Task statement
Search the material for the string "decreasing", then report how many lines hold it, with no other text.
-- Begin Material to process --
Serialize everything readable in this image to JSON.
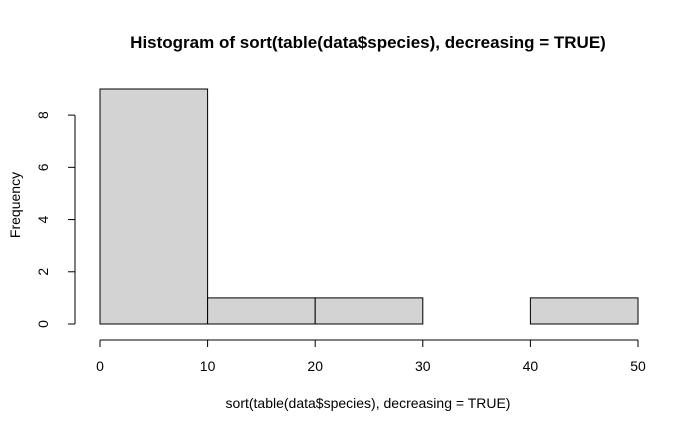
{
  "chart_data": {
    "type": "bar",
    "title": "Histogram of sort(table(data$species), decreasing = TRUE)",
    "xlabel": "sort(table(data$species), decreasing = TRUE)",
    "ylabel": "Frequency",
    "bins": [
      {
        "start": 0,
        "end": 10,
        "count": 9
      },
      {
        "start": 10,
        "end": 20,
        "count": 1
      },
      {
        "start": 20,
        "end": 30,
        "count": 1
      },
      {
        "start": 30,
        "end": 40,
        "count": 0
      },
      {
        "start": 40,
        "end": 50,
        "count": 1
      }
    ],
    "xlim": [
      0,
      50
    ],
    "ylim": [
      0,
      9
    ],
    "x_ticks": [
      0,
      10,
      20,
      30,
      40,
      50
    ],
    "y_ticks": [
      0,
      2,
      4,
      6,
      8
    ],
    "grid": false,
    "legend": "none",
    "bar_fill": "#d3d3d3",
    "bar_stroke": "#000000"
  }
}
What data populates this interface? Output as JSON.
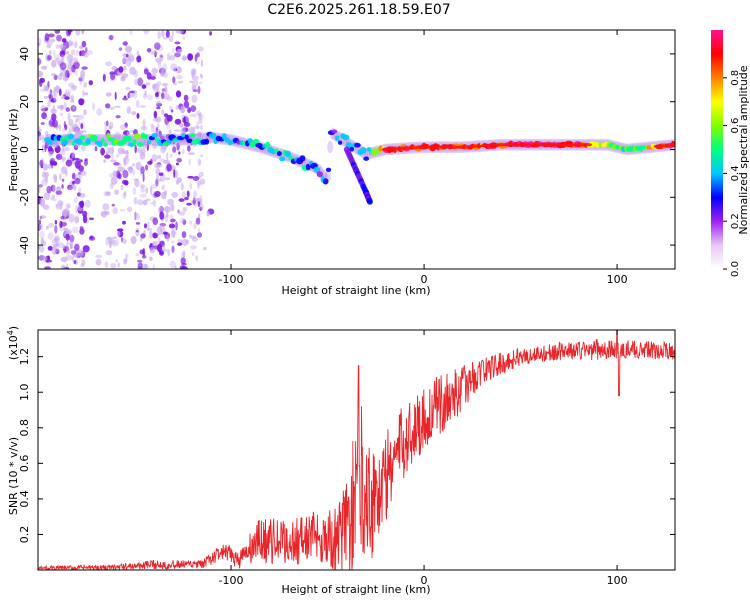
-- End Material to process --
Finished task
2